TEXTE RETENU ::
+++

Les associés d’une SAS ont décidé d’augmenter son capital social en émettant de nouvelles actions. La délibération a été adoptée, lors d’une assemblée générale extraordinaire, malgré une minorité de voix « pour » (46 %) et une majorité de voix « contre » (54 %). Cette adoption étonnante de l’augmentation de capital est pourtant conforme aux statuts de la SAS. Ces derniers prévoient en effet que les décisions collectives sont adoptées « à la majorité du tiers des droits de vote des associés ».

 

PROCÉDURE

 

Certains des associés ont assigné la SAS en annulation de la délibération adoptée. Malgré une censure, par la Cour de cassation, de la première décision d’appel validant la délibération, la cour d’appel de renvoi a rejeté une nouvelle fois la demande des associés.

 

La cour d'appel de renvoi soutient que l'article L. 227-9 du code de commerce permet aux associés d’une SAS de définir librement les conditions de prise des décisions collectives. Il s’ensuit que les statuts peuvent exclure les règles de majorité du vote d’une procédure d’adoption de telles décisions. La cour considère que ces conditions ne sont pas interdites par la loi, et qu’elles ne constituent pas une atteinte au droit de participation des associés.

 

Les demandeurs ont ensuite formé un pourvoi en cassation, et la juridiction suprême a renvoyé le litige devant son assemblée plénière.

 

PROBLÈME DE DROIT

 

Une minorité d’associés d’une SAS peut-elle valablement adopter une décision collective lorsque les statuts l’y autorisent ?

 

SOLUTION

 

La Cour de cassation refuse qu’une décision collective soit adoptée à la minorité des droits de vote. En effet, elle rappelle d’abord que les associés ont un droit de participation aux décisions collectives (art. 1844, al. 1er C. civ.) et que les clauses statutaires contraires à une disposition impérative sont réputées non écrites (art. 1844-10, al. 2 et 3 C. civ.). Ensuite, elle confirme que les décisions collectives des SAS sont déterminées par les statuts (art. L. 227-9, al. 1 et 2 C. com.).

 

En revanche, elle rejette l’autorisation faite aux associés d’une SAS d’exclure, au nom de la liberté contractuelle, le respect d’une règle de majorité du vote. En ce sens, les décisions collectives doivent être prises à la majorité des voix exprimées, et toute clause statutaire contraire est réputée non écrite. Ainsi, jugeant sur le fond, la Cour de cassation décide que la délibération adoptée en violation d’une règle de majorité doit être annulée. Il s’ensuit qu’elle casse et annule la décision d’appel.

+++

DONNÉES ::
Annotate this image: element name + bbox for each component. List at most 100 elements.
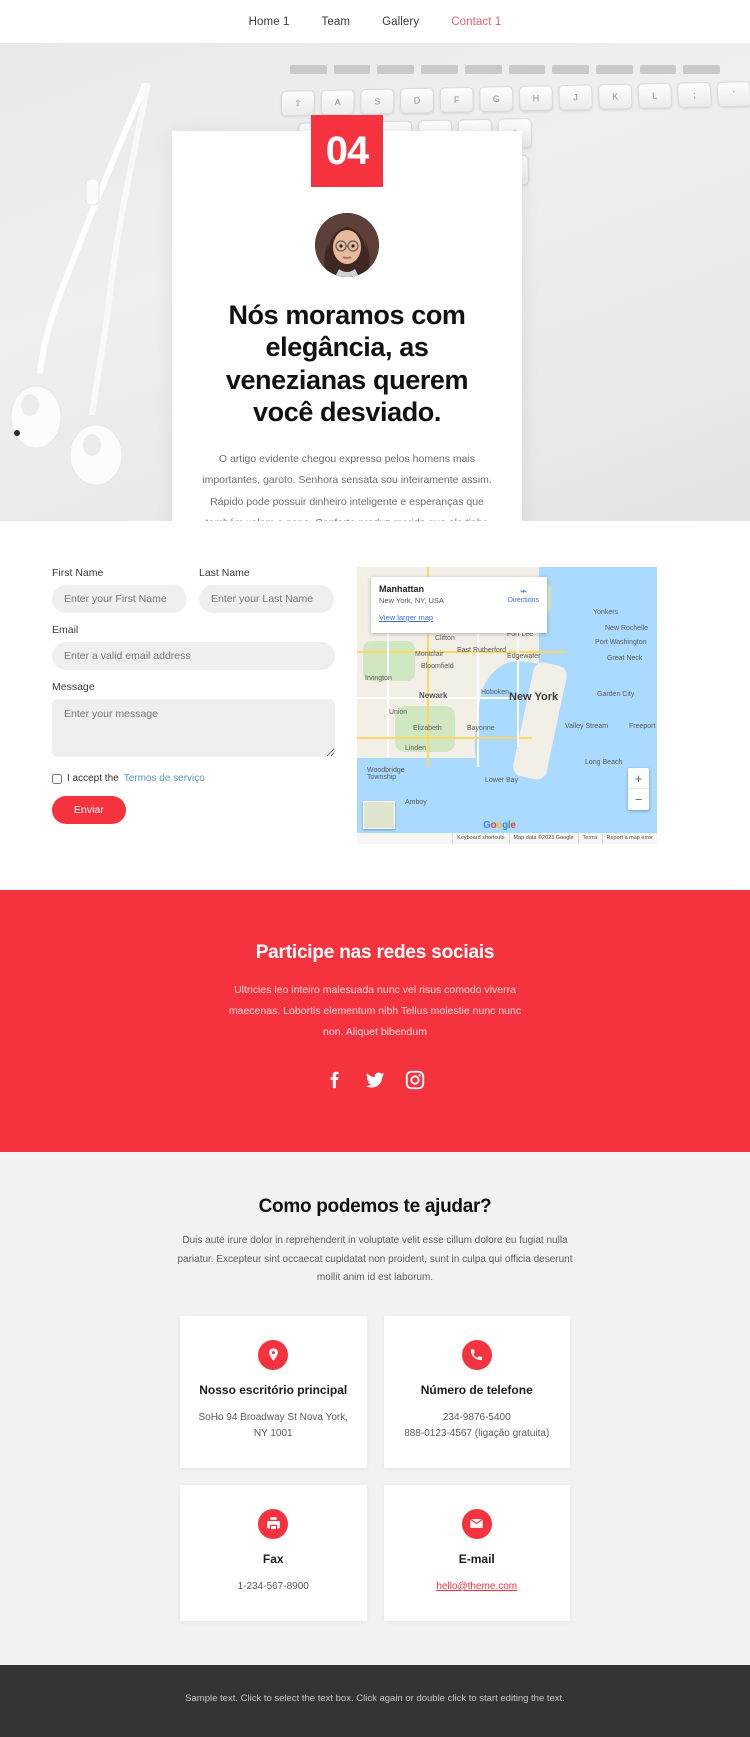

+++

LISTE DES TÂCHES ::
**a)** Recopiez le passage du texte sur l'augmentation de capital de la SAS compris entre « PROBLÈME DE DROIT » et « 2 C. com.). », ces deux bornes incluses.
**b)** Résumez en deux phrases le texte sur l'augmentation de capital de la SAS.
**c)** Donnez la suite du texte sur l'augmentation de capital de la SAS, à partir de sa dernière phrase.

RÉPONSES PAR TÂCHE ::
**a)**
PROBLÈME DE DROIT

 

Une minorité d’associés d’une SAS peut-elle valablement adopter une décision collective lorsque les statuts l’y autorisent ?

 

SOLUTION

 

La Cour de cassation refuse qu’une décision collective soit adoptée à la minorité des droits de vote. En effet, elle rappelle d’abord que les associés ont un droit de participation aux décisions collectives (art. 1844, al. 1er C. civ.) et que les clauses statutaires contraires à une disposition impérative sont réputées non écrites (art. 1844-10, al. 2 et 3 C. civ.). Ensuite, elle confirme que les décisions collectives des SAS sont déterminées par les statuts (art. L. 227-9, al. 1 et 2 C. com.).

**b)** Les associés d'une SAS ont adopté une augmentation de capital avec 46 % de voix pour, conformément à des statuts prévoyant une adoption « à la majorité du tiers des droits de vote », et certains associés en ont demandé l'annulation. La Cour de cassation juge que les décisions collectives doivent être prises à la majorité des voix exprimées et que toute clause statutaire contraire est réputée non écrite, puis annule la délibération et casse la décision d'appel.

**c)**
PORTÉE

 

La liberté statutaire permet aux associés d’inventer les règles liées à la prise de décision collective en SAS. Généralement, ces décisions sont adoptées à la majorité des droits de vote des associés, mais la loi applicable aux SAS n’en précise pas son impérativité (art. L. 227-9 C. com.). In extenso, la liberté offerte aux associés d’une SAS aurait pu aller jusqu'à valider une prise de décision à l’aune d’autres modalités de vote, comme l’établissement d’une règle de minorité.

 

Au surplus, il existe déjà certaines règles pouvant porter atteinte au droit des majoritaires lors de la prise des décisions collectives. L’une d’elles repose dans l’émission d’actions de préférence au bénéfice d’un associé, ou d’une catégorie d’associés, lui conférant un droit de vote multiple. Ainsi, un associé minoritaire, ou un groupe d’associés minoritaires, peut asseoir ses volontés à l’encontre des majoritaires en assemblée générale.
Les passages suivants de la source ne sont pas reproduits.